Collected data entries
——————
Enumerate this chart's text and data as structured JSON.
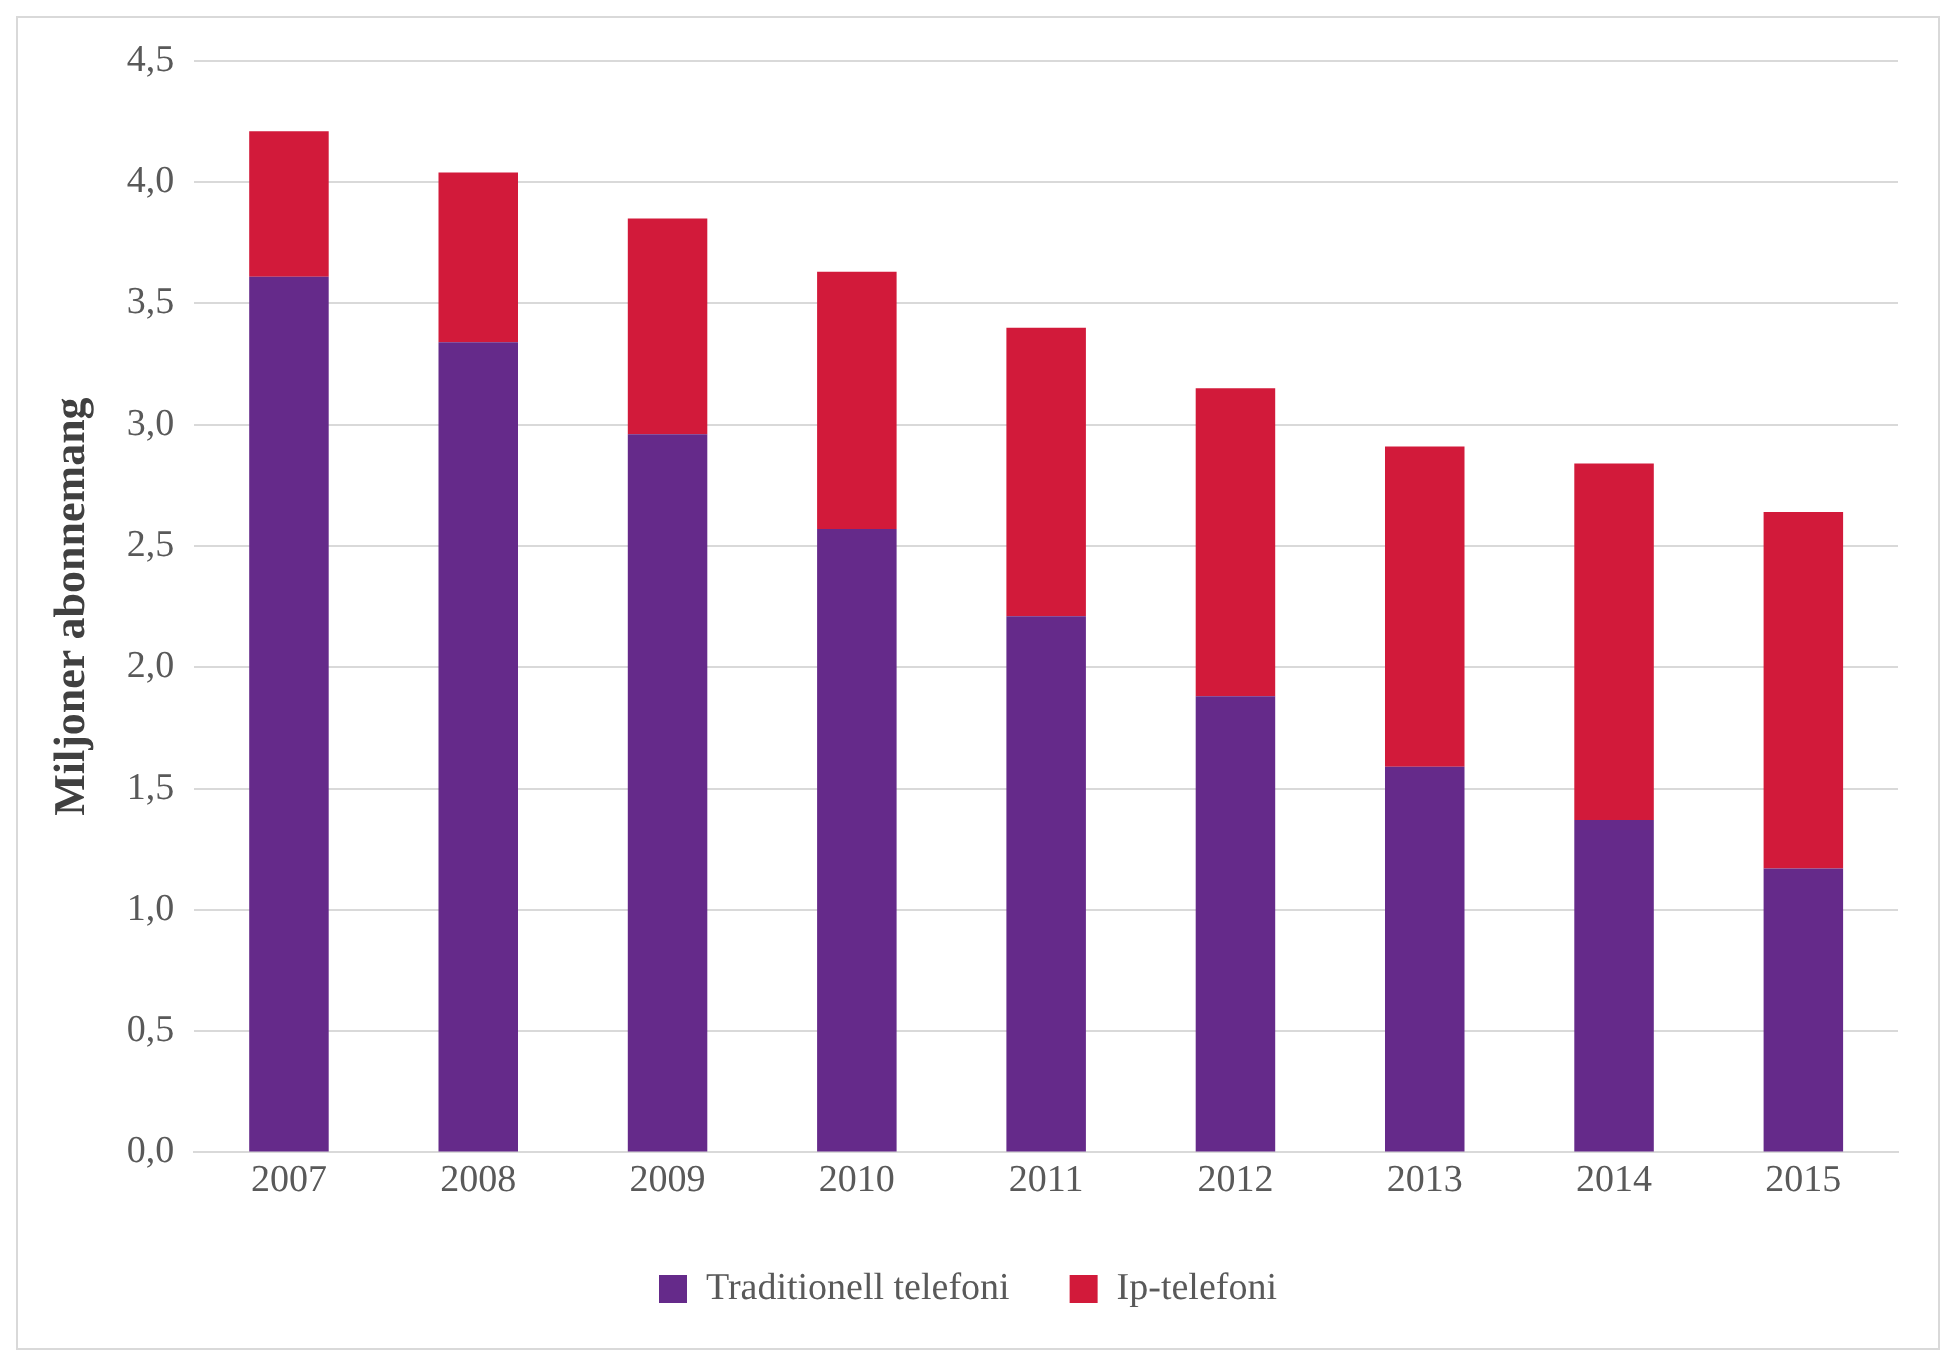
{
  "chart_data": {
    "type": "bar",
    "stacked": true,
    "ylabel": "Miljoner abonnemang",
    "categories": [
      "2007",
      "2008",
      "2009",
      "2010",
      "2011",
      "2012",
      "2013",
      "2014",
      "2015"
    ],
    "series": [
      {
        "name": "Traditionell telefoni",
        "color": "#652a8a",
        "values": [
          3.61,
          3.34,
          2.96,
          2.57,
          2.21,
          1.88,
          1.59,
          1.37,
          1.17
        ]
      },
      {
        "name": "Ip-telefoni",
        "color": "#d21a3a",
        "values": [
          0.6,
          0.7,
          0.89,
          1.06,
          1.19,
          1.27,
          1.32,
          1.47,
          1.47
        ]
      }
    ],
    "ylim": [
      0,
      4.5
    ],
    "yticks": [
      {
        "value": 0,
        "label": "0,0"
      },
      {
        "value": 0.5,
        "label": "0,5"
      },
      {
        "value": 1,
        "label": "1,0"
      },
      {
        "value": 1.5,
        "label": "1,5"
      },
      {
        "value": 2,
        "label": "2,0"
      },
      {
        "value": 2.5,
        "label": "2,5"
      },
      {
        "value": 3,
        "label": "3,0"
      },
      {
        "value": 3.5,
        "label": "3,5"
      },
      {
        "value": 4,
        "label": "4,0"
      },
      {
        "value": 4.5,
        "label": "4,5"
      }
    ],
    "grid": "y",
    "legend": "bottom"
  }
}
——————
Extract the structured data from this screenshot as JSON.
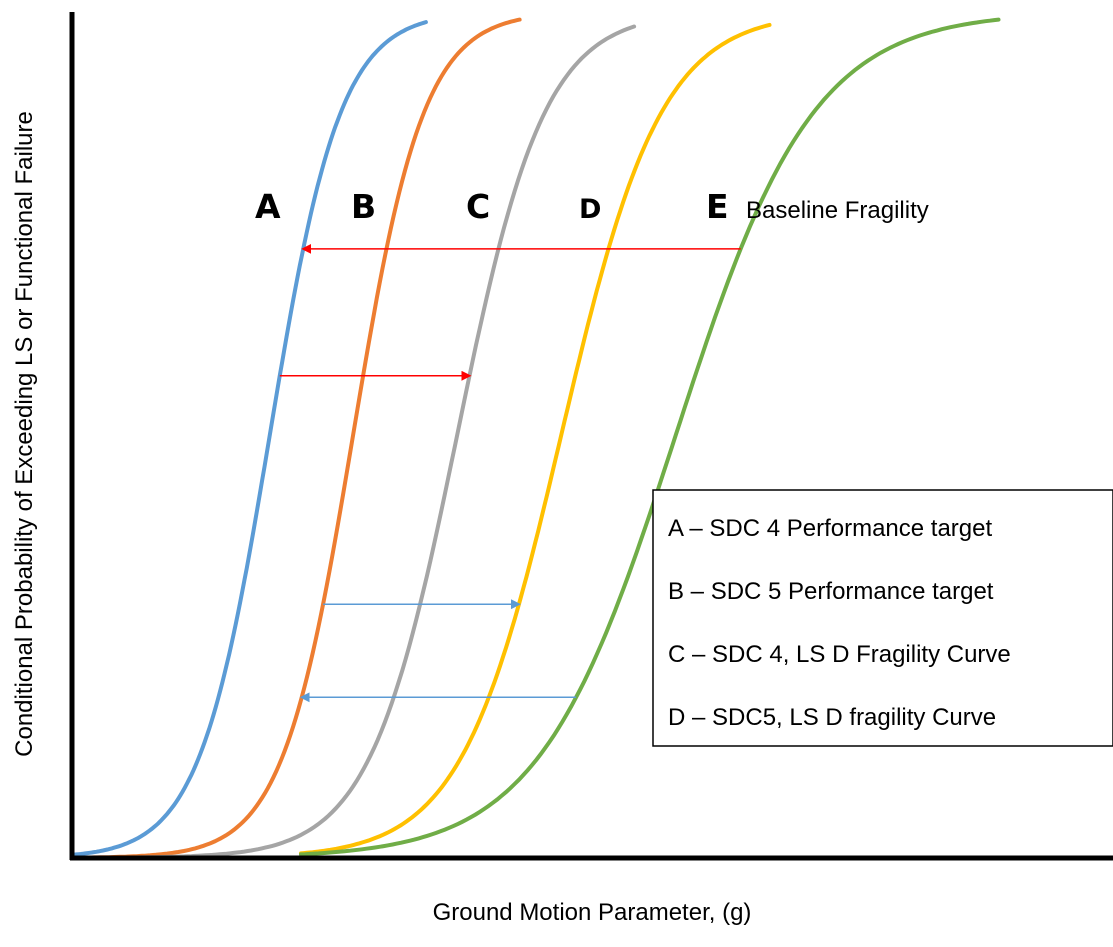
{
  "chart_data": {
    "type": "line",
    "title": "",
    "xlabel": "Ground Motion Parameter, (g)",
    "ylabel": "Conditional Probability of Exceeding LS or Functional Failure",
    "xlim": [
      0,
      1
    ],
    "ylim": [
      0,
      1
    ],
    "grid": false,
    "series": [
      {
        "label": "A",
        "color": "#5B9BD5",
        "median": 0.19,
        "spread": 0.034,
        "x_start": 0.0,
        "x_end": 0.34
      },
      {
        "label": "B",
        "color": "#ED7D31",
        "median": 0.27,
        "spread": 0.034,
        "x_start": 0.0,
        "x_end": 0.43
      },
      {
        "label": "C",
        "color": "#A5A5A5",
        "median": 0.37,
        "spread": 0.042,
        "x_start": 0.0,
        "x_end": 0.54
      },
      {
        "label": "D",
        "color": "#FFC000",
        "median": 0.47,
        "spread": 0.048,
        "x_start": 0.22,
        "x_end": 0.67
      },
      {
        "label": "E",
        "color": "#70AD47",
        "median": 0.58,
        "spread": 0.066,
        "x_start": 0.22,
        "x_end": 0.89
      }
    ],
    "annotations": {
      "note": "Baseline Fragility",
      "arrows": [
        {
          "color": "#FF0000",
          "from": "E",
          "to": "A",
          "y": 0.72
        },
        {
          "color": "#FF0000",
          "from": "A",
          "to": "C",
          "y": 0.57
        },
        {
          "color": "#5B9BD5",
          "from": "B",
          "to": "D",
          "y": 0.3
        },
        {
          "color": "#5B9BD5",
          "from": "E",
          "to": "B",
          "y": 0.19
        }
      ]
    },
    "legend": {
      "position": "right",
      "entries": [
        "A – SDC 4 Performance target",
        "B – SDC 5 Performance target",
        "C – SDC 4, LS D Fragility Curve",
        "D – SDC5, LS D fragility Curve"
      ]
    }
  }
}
——————
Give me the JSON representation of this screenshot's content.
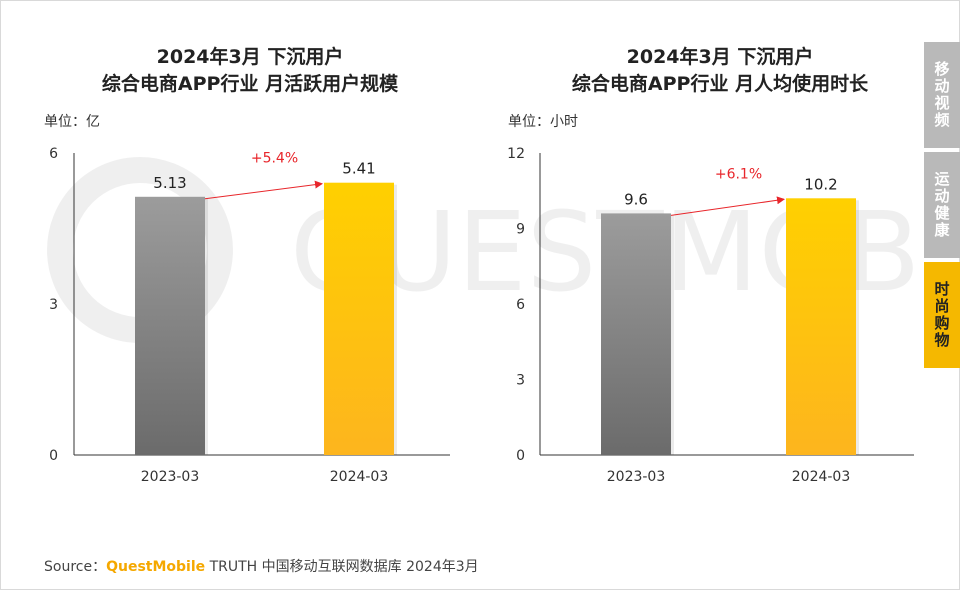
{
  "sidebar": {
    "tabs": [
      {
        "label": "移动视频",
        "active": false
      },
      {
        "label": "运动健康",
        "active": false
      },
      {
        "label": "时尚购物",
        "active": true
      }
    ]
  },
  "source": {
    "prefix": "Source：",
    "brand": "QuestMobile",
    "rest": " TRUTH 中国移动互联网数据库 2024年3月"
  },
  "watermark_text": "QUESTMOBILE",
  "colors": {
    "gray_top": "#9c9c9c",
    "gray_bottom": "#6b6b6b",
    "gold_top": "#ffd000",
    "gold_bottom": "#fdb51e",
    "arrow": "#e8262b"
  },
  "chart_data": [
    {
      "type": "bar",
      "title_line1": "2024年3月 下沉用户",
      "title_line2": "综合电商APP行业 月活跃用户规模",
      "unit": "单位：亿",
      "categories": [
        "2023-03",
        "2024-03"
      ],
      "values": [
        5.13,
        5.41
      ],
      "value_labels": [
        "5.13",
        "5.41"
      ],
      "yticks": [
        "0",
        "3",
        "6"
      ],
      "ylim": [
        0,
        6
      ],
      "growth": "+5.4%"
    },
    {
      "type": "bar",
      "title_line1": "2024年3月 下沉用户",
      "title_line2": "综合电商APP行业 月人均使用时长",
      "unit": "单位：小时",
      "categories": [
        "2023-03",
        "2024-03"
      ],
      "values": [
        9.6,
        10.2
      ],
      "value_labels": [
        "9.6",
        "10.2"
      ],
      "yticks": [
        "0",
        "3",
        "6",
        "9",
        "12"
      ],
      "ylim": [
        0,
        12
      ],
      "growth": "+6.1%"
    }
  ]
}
——————
* DIRECTIVE *
Report each line in the data that holds the word "name".

* WRITTEN ANSWER *
        "name": "Traditionell telefoni",
        "name": "Ip-telefoni",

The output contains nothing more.